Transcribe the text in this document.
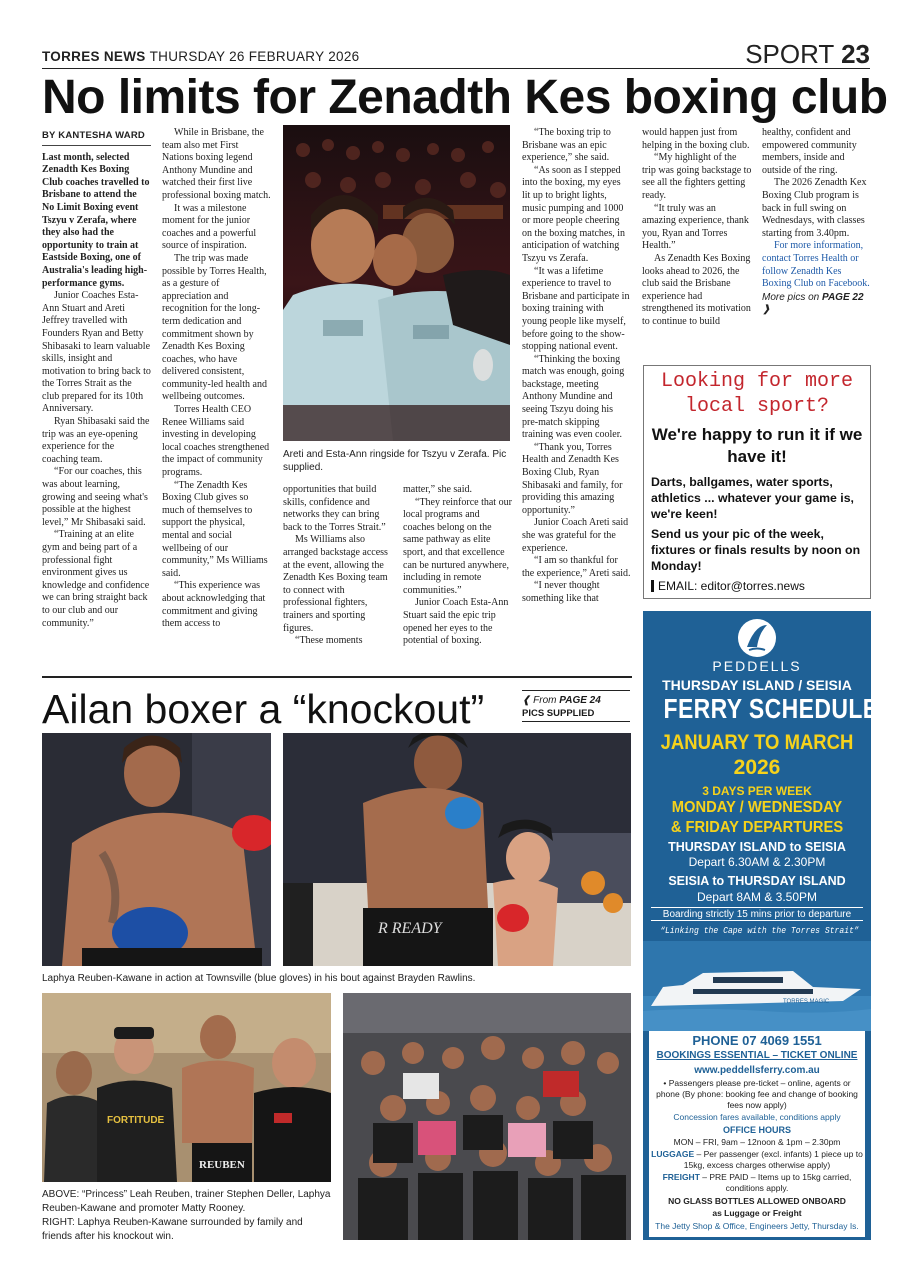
TORRES NEWS THURSDAY 26 FEBRUARY 2026	SPORT 23
No limits for Zenadth Kes boxing club
BY KANTESHA WARD

Last month, selected Zenadth Kes Boxing Club coaches travelled to Brisbane to attend the No Limit Boxing event Tszyu v Zerafa, where they also had the opportunity to train at Eastside Boxing, one of Australia's leading high-performance gyms.

Junior Coaches Esta-Ann Stuart and Areti Jeffrey travelled with Founders Ryan and Betty Shibasaki to learn valuable skills, insight and motivation to bring back to the Torres Strait as the club prepared for its 10th Anniversary.

Ryan Shibasaki said the trip was an eye-opening experience for the coaching team.

“For our coaches, this was about learning, growing and seeing what's possible at the highest level,” Mr Shibasaki said.

“Training at an elite gym and being part of a professional fight environment gives us knowledge and confidence we can bring straight back to our club and our community.”

While in Brisbane, the team also met First Nations boxing legend Anthony Mundine and watched their first live professional boxing match.

It was a milestone moment for the junior coaches and a powerful source of inspiration.

The trip was made possible by Torres Health, as a gesture of appreciation and recognition for the long-term dedication and commitment shown by Zenadth Kes Boxing coaches, who have delivered consistent, community-led health and wellbeing outcomes.

Torres Health CEO Renee Williams said investing in developing local coaches strengthened the impact of community programs.

“The Zenadth Kes Boxing Club gives so much of themselves to support the physical, mental and social wellbeing of our community,” Ms Williams said.

“This experience was about acknowledging that commitment and giving them access to

Areti and Esta-Ann ringside for Tszyu v Zerafa. Pic supplied.

opportunities that build skills, confidence and networks they can bring back to the Torres Strait.”

Ms Williams also arranged backstage access at the event, allowing the Zenadth Kes Boxing team to connect with professional fighters, trainers and sporting figures.

“These moments

matter,” she said.

“They reinforce that our local programs and coaches belong on the same pathway as elite sport, and that excellence can be nurtured anywhere, including in remote communities.”

Junior Coach Esta-Ann Stuart said the epic trip opened her eyes to the potential of boxing.

“The boxing trip to Brisbane was an epic experience,” she said.

“As soon as I stepped into the boxing, my eyes lit up to bright lights, music pumping and 1000 or more people cheering on the boxing matches, in anticipation of watching Tszyu vs Zerafa.

“It was a lifetime experience to travel to Brisbane and participate in boxing training with young people like myself, before going to the show-stopping national event.

“Thinking the boxing match was enough, going backstage, meeting Anthony Mundine and seeing Tszyu doing his pre-match skipping training was even cooler.

“Thank you, Torres Health and Zenadth Kes Boxing Club, Ryan Shibasaki and family, for providing this amazing opportunity.”

Junior Coach Areti said she was grateful for the experience.

“I am so thankful for the experience,” Areti said.

“I never thought something like that

would happen just from helping in the boxing club.

“My highlight of the trip was going backstage to see all the fighters getting ready.

“It truly was an amazing experience, thank you, Ryan and Torres Health.”

As Zenadth Kes Boxing looks ahead to 2026, the club said the Brisbane experience had strengthened its motivation to continue to build

healthy, confident and empowered community members, inside and outside of the ring.

The 2026 Zenadth Kex Boxing Club program is back in full swing on Wednesdays, with classes starting from 3.40pm.

For more information, contact Torres Health or follow Zenadth Kes Boxing Club on Facebook.

More pics on PAGE 22 ❱
Looking for more local sport?
We're happy to run it if we have it!
Darts, ballgames, water sports, athletics ... whatever your game is, we're keen!
Send us your pic of the week, fixtures or finals results by noon on Monday!
EMAIL: editor@torres.news
PEDDELLS
THURSDAY ISLAND / SEISIA
FERRY SCHEDULE
JANUARY TO MARCH
2026
3 DAYS PER WEEK
MONDAY / WEDNESDAY
& FRIDAY DEPARTURES
THURSDAY ISLAND to SEISIA
Depart 6.30AM & 2.30PM
SEISIA to THURSDAY ISLAND
Depart 8AM & 3.50PM
Boarding strictly 15 mins prior to departure
“Linking the Cape with the Torres Strait”
TORRES MAGIC
PHONE 07 4069 1551
BOOKINGS ESSENTIAL – TICKET ONLINE
www.peddellsferry.com.au
• Passengers please pre-ticket – online, agents or phone (By phone: booking fee and change of booking fees now apply)
Concession fares available, conditions apply
OFFICE HOURS
MON – FRI, 9am – 12noon & 1pm – 2.30pm
LUGGAGE – Per passenger (excl. infants) 1 piece up to 15kg, excess charges otherwise apply)
FREIGHT – PRE PAID – Items up to 15kg carried, conditions apply.
NO GLASS BOTTLES ALLOWED ONBOARD
as Luggage or Freight
The Jetty Shop & Office, Engineers Jetty, Thursday Is.
Ailan boxer a “knockout”	❰ From PAGE 24
PICS SUPPLIED
R READY
Laphya Reuben-Kawane in action at Townsville (blue gloves) in his bout against Brayden Rawlins.
FORTITUDE
REUBEN
ABOVE: “Princess” Leah Reuben, trainer Stephen Deller, Laphya Reuben-Kawane and promoter Matty Rooney.
RIGHT: Laphya Reuben-Kawane surrounded by family and friends after his knockout win.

--------------------

WHAT NEEDS TO BE DONE: From the material above, reproduce everything verbatim except the pictures.

EXERCISE OUTPUT:
Transcribe the text in this document.
TORRES NEWS THURSDAY 26 FEBRUARY 2026	SPORT 23
No limits for Zenadth Kes boxing club
BY KANTESHA WARD

Last month, selected Zenadth Kes Boxing Club coaches travelled to Brisbane to attend the No Limit Boxing event Tszyu v Zerafa, where they also had the opportunity to train at Eastside Boxing, one of Australia's leading high-performance gyms.

Junior Coaches Esta-Ann Stuart and Areti Jeffrey travelled with Founders Ryan and Betty Shibasaki to learn valuable skills, insight and motivation to bring back to the Torres Strait as the club prepared for its 10th Anniversary.

Ryan Shibasaki said the trip was an eye-opening experience for the coaching team.

“For our coaches, this was about learning, growing and seeing what's possible at the highest level,” Mr Shibasaki said.

“Training at an elite gym and being part of a professional fight environment gives us knowledge and confidence we can bring straight back to our club and our community.”

While in Brisbane, the team also met First Nations boxing legend Anthony Mundine and watched their first live professional boxing match.

It was a milestone moment for the junior coaches and a powerful source of inspiration.

The trip was made possible by Torres Health, as a gesture of appreciation and recognition for the long-term dedication and commitment shown by Zenadth Kes Boxing coaches, who have delivered consistent, community-led health and wellbeing outcomes.

Torres Health CEO Renee Williams said investing in developing local coaches strengthened the impact of community programs.

“The Zenadth Kes Boxing Club gives so much of themselves to support the physical, mental and social wellbeing of our community,” Ms Williams said.

“This experience was about acknowledging that commitment and giving them access to

Areti and Esta-Ann ringside for Tszyu v Zerafa. Pic supplied.

opportunities that build skills, confidence and networks they can bring back to the Torres Strait.”

Ms Williams also arranged backstage access at the event, allowing the Zenadth Kes Boxing team to connect with professional fighters, trainers and sporting figures.

“These moments

matter,” she said.

“They reinforce that our local programs and coaches belong on the same pathway as elite sport, and that excellence can be nurtured anywhere, including in remote communities.”

Junior Coach Esta-Ann Stuart said the epic trip opened her eyes to the potential of boxing.

“The boxing trip to Brisbane was an epic experience,” she said.

“As soon as I stepped into the boxing, my eyes lit up to bright lights, music pumping and 1000 or more people cheering on the boxing matches, in anticipation of watching Tszyu vs Zerafa.

“It was a lifetime experience to travel to Brisbane and participate in boxing training with young people like myself, before going to the show-stopping national event.

“Thinking the boxing match was enough, going backstage, meeting Anthony Mundine and seeing Tszyu doing his pre-match skipping training was even cooler.

“Thank you, Torres Health and Zenadth Kes Boxing Club, Ryan Shibasaki and family, for providing this amazing opportunity.”

Junior Coach Areti said she was grateful for the experience.

“I am so thankful for the experience,” Areti said.

“I never thought something like that

would happen just from helping in the boxing club.

“My highlight of the trip was going backstage to see all the fighters getting ready.

“It truly was an amazing experience, thank you, Ryan and Torres Health.”

As Zenadth Kes Boxing looks ahead to 2026, the club said the Brisbane experience had strengthened its motivation to continue to build

healthy, confident and empowered community members, inside and outside of the ring.

The 2026 Zenadth Kex Boxing Club program is back in full swing on Wednesdays, with classes starting from 3.40pm.

For more information, contact Torres Health or follow Zenadth Kes Boxing Club on Facebook.

More pics on PAGE 22 ❱
Looking for more local sport?
We're happy to run it if we have it!
Darts, ballgames, water sports, athletics ... whatever your game is, we're keen!
Send us your pic of the week, fixtures or finals results by noon on Monday!
EMAIL: editor@torres.news
PEDDELLS
THURSDAY ISLAND / SEISIA
FERRY SCHEDULE
JANUARY TO MARCH
2026
3 DAYS PER WEEK
MONDAY / WEDNESDAY
& FRIDAY DEPARTURES
THURSDAY ISLAND to SEISIA
Depart 6.30AM & 2.30PM
SEISIA to THURSDAY ISLAND
Depart 8AM & 3.50PM
Boarding strictly 15 mins prior to departure
“Linking the Cape with the Torres Strait”
TORRES MAGIC
PHONE 07 4069 1551
BOOKINGS ESSENTIAL – TICKET ONLINE
www.peddellsferry.com.au
• Passengers please pre-ticket – online, agents or phone (By phone: booking fee and change of booking fees now apply)
Concession fares available, conditions apply
OFFICE HOURS
MON – FRI, 9am – 12noon & 1pm – 2.30pm
LUGGAGE – Per passenger (excl. infants) 1 piece up to 15kg, excess charges otherwise apply)
FREIGHT – PRE PAID – Items up to 15kg carried, conditions apply.
NO GLASS BOTTLES ALLOWED ONBOARD
as Luggage or Freight
The Jetty Shop & Office, Engineers Jetty, Thursday Is.
Ailan boxer a “knockout”	❰ From PAGE 24
PICS SUPPLIED
R READY
Laphya Reuben-Kawane in action at Townsville (blue gloves) in his bout against Brayden Rawlins.
FORTITUDE
REUBEN
ABOVE: “Princess” Leah Reuben, trainer Stephen Deller, Laphya Reuben-Kawane and promoter Matty Rooney.
RIGHT: Laphya Reuben-Kawane surrounded by family and friends after his knockout win.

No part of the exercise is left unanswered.